Working data:
○ ○ ○ ○ ○

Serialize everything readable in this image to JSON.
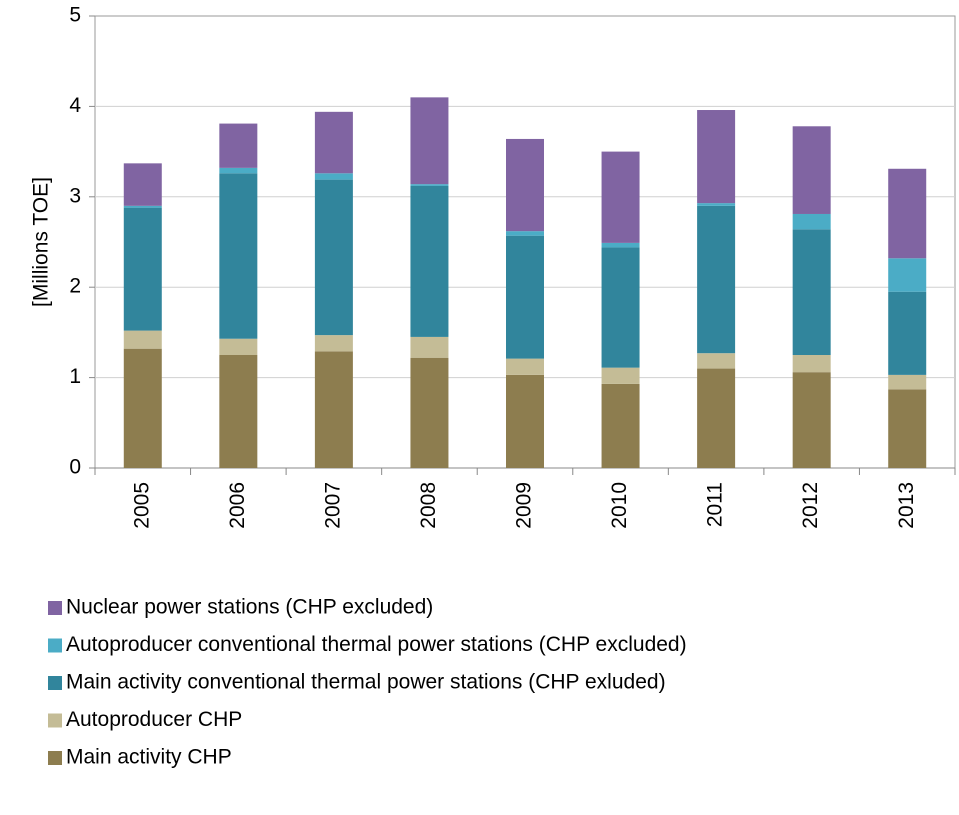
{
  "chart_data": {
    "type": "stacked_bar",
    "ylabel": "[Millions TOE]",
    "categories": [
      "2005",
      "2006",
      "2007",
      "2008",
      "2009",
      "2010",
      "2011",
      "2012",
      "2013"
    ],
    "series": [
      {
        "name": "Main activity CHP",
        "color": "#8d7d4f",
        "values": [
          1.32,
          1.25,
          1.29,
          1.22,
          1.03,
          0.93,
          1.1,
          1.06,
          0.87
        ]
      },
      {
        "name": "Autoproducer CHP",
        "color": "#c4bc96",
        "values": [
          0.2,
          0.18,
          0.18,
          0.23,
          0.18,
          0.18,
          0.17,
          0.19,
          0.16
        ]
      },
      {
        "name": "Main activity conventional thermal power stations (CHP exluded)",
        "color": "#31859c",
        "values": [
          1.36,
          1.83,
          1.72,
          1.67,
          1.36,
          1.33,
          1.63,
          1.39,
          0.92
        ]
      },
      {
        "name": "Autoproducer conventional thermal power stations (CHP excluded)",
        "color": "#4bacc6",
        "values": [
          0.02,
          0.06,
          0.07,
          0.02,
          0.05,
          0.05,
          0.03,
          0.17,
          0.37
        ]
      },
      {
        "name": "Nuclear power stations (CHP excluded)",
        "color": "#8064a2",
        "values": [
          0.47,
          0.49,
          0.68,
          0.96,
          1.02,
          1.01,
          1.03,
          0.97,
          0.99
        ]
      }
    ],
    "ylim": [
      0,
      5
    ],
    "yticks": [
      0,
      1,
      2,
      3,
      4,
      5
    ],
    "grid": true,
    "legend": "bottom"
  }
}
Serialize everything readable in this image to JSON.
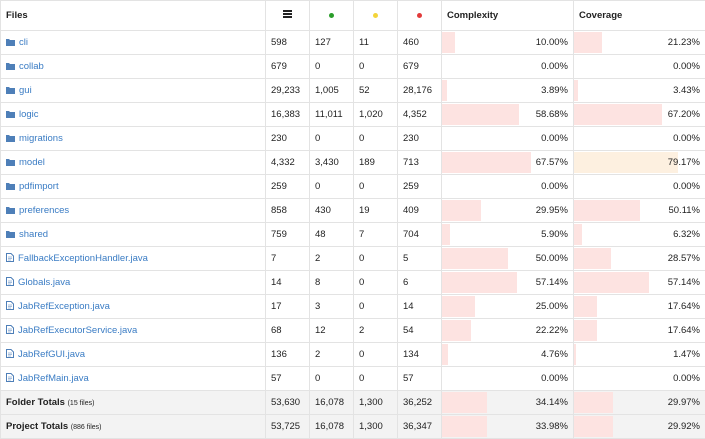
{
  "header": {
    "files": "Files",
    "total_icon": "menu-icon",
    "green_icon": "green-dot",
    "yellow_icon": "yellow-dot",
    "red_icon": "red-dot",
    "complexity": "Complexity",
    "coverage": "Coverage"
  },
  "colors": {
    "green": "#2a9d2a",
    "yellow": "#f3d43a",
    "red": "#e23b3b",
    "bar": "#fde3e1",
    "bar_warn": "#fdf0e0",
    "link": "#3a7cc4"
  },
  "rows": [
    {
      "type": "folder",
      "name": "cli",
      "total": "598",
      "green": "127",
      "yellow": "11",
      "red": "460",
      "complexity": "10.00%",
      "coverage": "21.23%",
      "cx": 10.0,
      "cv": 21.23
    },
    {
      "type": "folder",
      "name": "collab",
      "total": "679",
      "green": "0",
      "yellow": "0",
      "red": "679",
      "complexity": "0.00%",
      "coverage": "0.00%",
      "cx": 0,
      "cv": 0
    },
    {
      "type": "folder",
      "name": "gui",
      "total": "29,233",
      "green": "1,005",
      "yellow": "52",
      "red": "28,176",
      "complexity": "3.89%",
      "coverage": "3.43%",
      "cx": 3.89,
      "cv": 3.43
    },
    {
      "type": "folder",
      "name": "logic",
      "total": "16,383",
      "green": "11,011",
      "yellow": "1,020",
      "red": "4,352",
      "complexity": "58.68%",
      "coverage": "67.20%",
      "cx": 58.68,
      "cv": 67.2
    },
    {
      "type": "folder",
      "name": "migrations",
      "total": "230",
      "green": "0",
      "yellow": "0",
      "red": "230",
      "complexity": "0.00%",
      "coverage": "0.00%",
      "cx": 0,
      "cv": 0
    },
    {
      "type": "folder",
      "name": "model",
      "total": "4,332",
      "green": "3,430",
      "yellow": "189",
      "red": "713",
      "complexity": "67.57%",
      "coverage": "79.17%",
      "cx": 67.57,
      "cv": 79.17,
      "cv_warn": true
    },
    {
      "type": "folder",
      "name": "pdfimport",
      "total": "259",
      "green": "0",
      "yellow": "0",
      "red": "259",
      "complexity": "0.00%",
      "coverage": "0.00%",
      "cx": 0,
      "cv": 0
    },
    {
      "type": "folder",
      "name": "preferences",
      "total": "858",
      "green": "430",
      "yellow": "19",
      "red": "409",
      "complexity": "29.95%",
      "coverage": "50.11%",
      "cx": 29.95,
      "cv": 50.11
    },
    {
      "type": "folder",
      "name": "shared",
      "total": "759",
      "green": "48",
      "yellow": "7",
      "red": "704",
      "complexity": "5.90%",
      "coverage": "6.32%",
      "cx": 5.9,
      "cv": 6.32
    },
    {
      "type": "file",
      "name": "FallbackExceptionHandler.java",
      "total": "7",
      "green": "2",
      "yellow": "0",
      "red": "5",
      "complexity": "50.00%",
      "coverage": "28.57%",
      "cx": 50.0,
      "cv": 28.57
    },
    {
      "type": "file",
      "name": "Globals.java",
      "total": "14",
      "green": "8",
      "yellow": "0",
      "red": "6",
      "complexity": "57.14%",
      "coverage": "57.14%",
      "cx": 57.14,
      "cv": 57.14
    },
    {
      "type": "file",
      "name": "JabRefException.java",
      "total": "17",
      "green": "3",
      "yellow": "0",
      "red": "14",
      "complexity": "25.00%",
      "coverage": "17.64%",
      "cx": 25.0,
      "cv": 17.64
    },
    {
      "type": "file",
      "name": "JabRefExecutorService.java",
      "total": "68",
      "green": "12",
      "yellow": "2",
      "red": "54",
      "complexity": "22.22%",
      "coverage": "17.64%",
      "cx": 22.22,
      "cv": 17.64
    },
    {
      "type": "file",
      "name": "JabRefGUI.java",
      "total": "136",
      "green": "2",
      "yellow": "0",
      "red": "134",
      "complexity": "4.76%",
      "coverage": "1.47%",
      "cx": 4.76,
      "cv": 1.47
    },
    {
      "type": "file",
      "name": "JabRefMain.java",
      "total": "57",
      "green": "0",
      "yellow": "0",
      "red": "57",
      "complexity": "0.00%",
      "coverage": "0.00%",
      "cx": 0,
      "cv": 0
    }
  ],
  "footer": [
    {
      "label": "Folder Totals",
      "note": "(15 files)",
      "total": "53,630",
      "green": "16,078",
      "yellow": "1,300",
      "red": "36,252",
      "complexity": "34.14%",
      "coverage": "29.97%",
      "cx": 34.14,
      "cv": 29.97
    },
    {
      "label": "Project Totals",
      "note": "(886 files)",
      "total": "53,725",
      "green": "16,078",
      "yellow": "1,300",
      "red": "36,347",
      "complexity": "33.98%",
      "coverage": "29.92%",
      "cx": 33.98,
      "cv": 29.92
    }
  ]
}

○ ○ ○ ○ ○

Exercise: Restate the whole listing above exactly, please, omitting every image.

Exercise result:
Serialize everything readable in this image to JSON.
{
  "chart_data": {
    "type": "stacked_bar",
    "ylabel": "[Millions TOE]",
    "categories": [
      "2005",
      "2006",
      "2007",
      "2008",
      "2009",
      "2010",
      "2011",
      "2012",
      "2013"
    ],
    "series": [
      {
        "name": "Main activity CHP",
        "color": "#8d7d4f",
        "values": [
          1.32,
          1.25,
          1.29,
          1.22,
          1.03,
          0.93,
          1.1,
          1.06,
          0.87
        ]
      },
      {
        "name": "Autoproducer CHP",
        "color": "#c4bc96",
        "values": [
          0.2,
          0.18,
          0.18,
          0.23,
          0.18,
          0.18,
          0.17,
          0.19,
          0.16
        ]
      },
      {
        "name": "Main activity conventional thermal power stations (CHP exluded)",
        "color": "#31859c",
        "values": [
          1.36,
          1.83,
          1.72,
          1.67,
          1.36,
          1.33,
          1.63,
          1.39,
          0.92
        ]
      },
      {
        "name": "Autoproducer conventional thermal power stations (CHP excluded)",
        "color": "#4bacc6",
        "values": [
          0.02,
          0.06,
          0.07,
          0.02,
          0.05,
          0.05,
          0.03,
          0.17,
          0.37
        ]
      },
      {
        "name": "Nuclear power stations (CHP excluded)",
        "color": "#8064a2",
        "values": [
          0.47,
          0.49,
          0.68,
          0.96,
          1.02,
          1.01,
          1.03,
          0.97,
          0.99
        ]
      }
    ],
    "ylim": [
      0,
      5
    ],
    "yticks": [
      0,
      1,
      2,
      3,
      4,
      5
    ],
    "grid": true,
    "legend": "bottom"
  }
}
Serialize everything readable in this image to JSON.
{
  "header": {
    "files": "Files",
    "total_icon": "menu-icon",
    "green_icon": "green-dot",
    "yellow_icon": "yellow-dot",
    "red_icon": "red-dot",
    "complexity": "Complexity",
    "coverage": "Coverage"
  },
  "colors": {
    "green": "#2a9d2a",
    "yellow": "#f3d43a",
    "red": "#e23b3b",
    "bar": "#fde3e1",
    "bar_warn": "#fdf0e0",
    "link": "#3a7cc4"
  },
  "rows": [
    {
      "type": "folder",
      "name": "cli",
      "total": "598",
      "green": "127",
      "yellow": "11",
      "red": "460",
      "complexity": "10.00%",
      "coverage": "21.23%",
      "cx": 10.0,
      "cv": 21.23
    },
    {
      "type": "folder",
      "name": "collab",
      "total": "679",
      "green": "0",
      "yellow": "0",
      "red": "679",
      "complexity": "0.00%",
      "coverage": "0.00%",
      "cx": 0,
      "cv": 0
    },
    {
      "type": "folder",
      "name": "gui",
      "total": "29,233",
      "green": "1,005",
      "yellow": "52",
      "red": "28,176",
      "complexity": "3.89%",
      "coverage": "3.43%",
      "cx": 3.89,
      "cv": 3.43
    },
    {
      "type": "folder",
      "name": "logic",
      "total": "16,383",
      "green": "11,011",
      "yellow": "1,020",
      "red": "4,352",
      "complexity": "58.68%",
      "coverage": "67.20%",
      "cx": 58.68,
      "cv": 67.2
    },
    {
      "type": "folder",
      "name": "migrations",
      "total": "230",
      "green": "0",
      "yellow": "0",
      "red": "230",
      "complexity": "0.00%",
      "coverage": "0.00%",
      "cx": 0,
      "cv": 0
    },
    {
      "type": "folder",
      "name": "model",
      "total": "4,332",
      "green": "3,430",
      "yellow": "189",
      "red": "713",
      "complexity": "67.57%",
      "coverage": "79.17%",
      "cx": 67.57,
      "cv": 79.17,
      "cv_warn": true
    },
    {
      "type": "folder",
      "name": "pdfimport",
      "total": "259",
      "green": "0",
      "yellow": "0",
      "red": "259",
      "complexity": "0.00%",
      "coverage": "0.00%",
      "cx": 0,
      "cv": 0
    },
    {
      "type": "folder",
      "name": "preferences",
      "total": "858",
      "green": "430",
      "yellow": "19",
      "red": "409",
      "complexity": "29.95%",
      "coverage": "50.11%",
      "cx": 29.95,
      "cv": 50.11
    },
    {
      "type": "folder",
      "name": "shared",
      "total": "759",
      "green": "48",
      "yellow": "7",
      "red": "704",
      "complexity": "5.90%",
      "coverage": "6.32%",
      "cx": 5.9,
      "cv": 6.32
    },
    {
      "type": "file",
      "name": "FallbackExceptionHandler.java",
      "total": "7",
      "green": "2",
      "yellow": "0",
      "red": "5",
      "complexity": "50.00%",
      "coverage": "28.57%",
      "cx": 50.0,
      "cv": 28.57
    },
    {
      "type": "file",
      "name": "Globals.java",
      "total": "14",
      "green": "8",
      "yellow": "0",
      "red": "6",
      "complexity": "57.14%",
      "coverage": "57.14%",
      "cx": 57.14,
      "cv": 57.14
    },
    {
      "type": "file",
      "name": "JabRefException.java",
      "total": "17",
      "green": "3",
      "yellow": "0",
      "red": "14",
      "complexity": "25.00%",
      "coverage": "17.64%",
      "cx": 25.0,
      "cv": 17.64
    },
    {
      "type": "file",
      "name": "JabRefExecutorService.java",
      "total": "68",
      "green": "12",
      "yellow": "2",
      "red": "54",
      "complexity": "22.22%",
      "coverage": "17.64%",
      "cx": 22.22,
      "cv": 17.64
    },
    {
      "type": "file",
      "name": "JabRefGUI.java",
      "total": "136",
      "green": "2",
      "yellow": "0",
      "red": "134",
      "complexity": "4.76%",
      "coverage": "1.47%",
      "cx": 4.76,
      "cv": 1.47
    },
    {
      "type": "file",
      "name": "JabRefMain.java",
      "total": "57",
      "green": "0",
      "yellow": "0",
      "red": "57",
      "complexity": "0.00%",
      "coverage": "0.00%",
      "cx": 0,
      "cv": 0
    }
  ],
  "footer": [
    {
      "label": "Folder Totals",
      "note": "(15 files)",
      "total": "53,630",
      "green": "16,078",
      "yellow": "1,300",
      "red": "36,252",
      "complexity": "34.14%",
      "coverage": "29.97%",
      "cx": 34.14,
      "cv": 29.97
    },
    {
      "label": "Project Totals",
      "note": "(886 files)",
      "total": "53,725",
      "green": "16,078",
      "yellow": "1,300",
      "red": "36,347",
      "complexity": "33.98%",
      "coverage": "29.92%",
      "cx": 33.98,
      "cv": 29.92
    }
  ]
}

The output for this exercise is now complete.